Если же взять социально-бытовые сюжеты или сюжеты, связанные с общенародными трагедиями (гражданская война, например), то здесь нашим историческим писателям непочатый край работы. Отголоски коллективизации 29 — 30-х годов до сего дня слышатся хотя бы в том же Тигине, куда приезжала влюбленная генеральша. Причем отголоски трагического свойства.
Любовные, семейные и прочие сюжеты тесно переплетаются с сюжетами, так сказать, социально-общественными.
Межурская волость до революции была богаче нашей Сохотской. Больше пахотной земли, дома ядренее, народ красивей, породистей, и межурские девицы относились к нашим парням надменно и свысока. Они то и дело отказывали нашим женихам. Но вот пришли 29–30 годы, и многие наши второсортные холостяки без всяких затруднений начали высватывать лучших тамошних «славутниц». Не прозевали, изловили момент…
В начале тридцатых годов любовные сюжеты были сдобрены появлением в наших краях красивых украинских девчат. (Здесь мне хочется привести один сюжет, но я берегу его для продолжения «Канунов».) За бортом литературного корабля оказались сюжеты, рожденные введением так называемых алиментов, лесозаготовок и прочих новшеств. Все это было в 30-х годах.
Великая Отечественная война за два-три года удвоила число неиспользованных сюжетов. Рассказ А. Толстого «Русский характер» представляется мне чуточку неестественным. Платоновские рассказы о военной поре позаимствовали из жизненной, народной копилки лишь малую долю. Паустовский, кажется, вообще избегал в своем творчестве трагических сторон народной жизни. По-видимому, в будущем должен появиться (если уже не появился) писатель, способный написать рассказ или повесть, в основе которой… ну, например, конфликт между вернувшимися фронтовиками и вдовами погибших (на фронте. А сколько в запасниках народной памяти сюжетов о председателях колхозов! Но здесь речь уже о теме и литературных типах. Вернемся снова к сюжету.

[Ряд записей]
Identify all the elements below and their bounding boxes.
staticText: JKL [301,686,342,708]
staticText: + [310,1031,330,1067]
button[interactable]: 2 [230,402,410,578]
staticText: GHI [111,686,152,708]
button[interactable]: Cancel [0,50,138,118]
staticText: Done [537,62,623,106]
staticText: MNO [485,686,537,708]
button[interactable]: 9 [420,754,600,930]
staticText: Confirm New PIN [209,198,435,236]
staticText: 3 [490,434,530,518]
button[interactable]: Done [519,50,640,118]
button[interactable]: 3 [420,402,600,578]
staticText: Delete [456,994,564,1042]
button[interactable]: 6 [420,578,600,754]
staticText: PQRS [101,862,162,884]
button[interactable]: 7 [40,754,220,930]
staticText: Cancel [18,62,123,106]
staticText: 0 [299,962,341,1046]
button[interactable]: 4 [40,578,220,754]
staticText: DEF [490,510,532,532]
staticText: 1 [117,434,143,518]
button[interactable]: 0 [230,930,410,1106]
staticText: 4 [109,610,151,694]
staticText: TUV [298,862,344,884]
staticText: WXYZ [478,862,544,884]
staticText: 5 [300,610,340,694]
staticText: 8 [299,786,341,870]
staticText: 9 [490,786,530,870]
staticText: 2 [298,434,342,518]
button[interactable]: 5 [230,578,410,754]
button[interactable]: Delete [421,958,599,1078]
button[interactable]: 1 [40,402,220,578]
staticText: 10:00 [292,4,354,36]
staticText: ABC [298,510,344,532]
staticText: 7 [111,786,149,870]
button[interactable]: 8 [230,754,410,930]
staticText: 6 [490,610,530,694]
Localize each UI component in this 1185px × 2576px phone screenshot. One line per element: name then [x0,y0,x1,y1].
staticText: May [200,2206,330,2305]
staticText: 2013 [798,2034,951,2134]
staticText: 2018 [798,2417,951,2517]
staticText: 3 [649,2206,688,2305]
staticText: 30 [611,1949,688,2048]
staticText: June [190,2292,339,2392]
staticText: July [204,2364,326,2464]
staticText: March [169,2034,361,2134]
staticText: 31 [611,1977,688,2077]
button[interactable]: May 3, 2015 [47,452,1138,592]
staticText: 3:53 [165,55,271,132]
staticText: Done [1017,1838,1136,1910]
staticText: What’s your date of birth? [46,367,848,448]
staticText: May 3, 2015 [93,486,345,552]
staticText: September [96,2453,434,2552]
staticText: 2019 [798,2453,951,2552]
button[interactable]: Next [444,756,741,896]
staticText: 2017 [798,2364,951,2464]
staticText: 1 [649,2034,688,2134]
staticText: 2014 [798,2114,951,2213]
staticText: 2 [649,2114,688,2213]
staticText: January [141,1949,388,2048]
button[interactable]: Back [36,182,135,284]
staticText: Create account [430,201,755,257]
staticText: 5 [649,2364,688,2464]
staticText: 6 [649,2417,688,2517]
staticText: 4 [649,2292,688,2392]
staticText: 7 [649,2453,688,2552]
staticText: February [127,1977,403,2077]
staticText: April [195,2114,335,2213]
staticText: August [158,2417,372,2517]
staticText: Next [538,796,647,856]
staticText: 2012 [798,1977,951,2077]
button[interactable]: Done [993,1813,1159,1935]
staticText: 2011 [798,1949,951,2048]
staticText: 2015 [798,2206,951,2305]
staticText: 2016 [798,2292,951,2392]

**Задания:**
#1 Переведите на английский язык предложение из отрывка о литературных сюжетах: «Любовные, семейные и прочие сюжеты тесно переплетаются с сюжетами, так сказать, социально-общественными».
#2 Согласуются ли с отрывком о литературных сюжетах следующие утверждения? Для каждого ответьте «да» или «нет» и приведите точную цитату, которая это решает.
(a) До революции Межурская волость была беднее Сохотской.
(b) Один сюжет приберегается для продолжения «Канунов».
(c) Рассказ А. Толстого «Русский характер» назван в отрывке чуточку неестественным.

**Ответы:**
#1 Love, family, and other plots are closely intertwined with plots that are, so to speak, social and public.

#2
(a) Нет: «Межурская волость до революции была богаче нашей Сохотской».
(b) Да: «я берегу его для продолжения «Канунов»».
(c) Да: «Рассказ А. Толстого «Русский характер» представляется мне чуточку неестественным».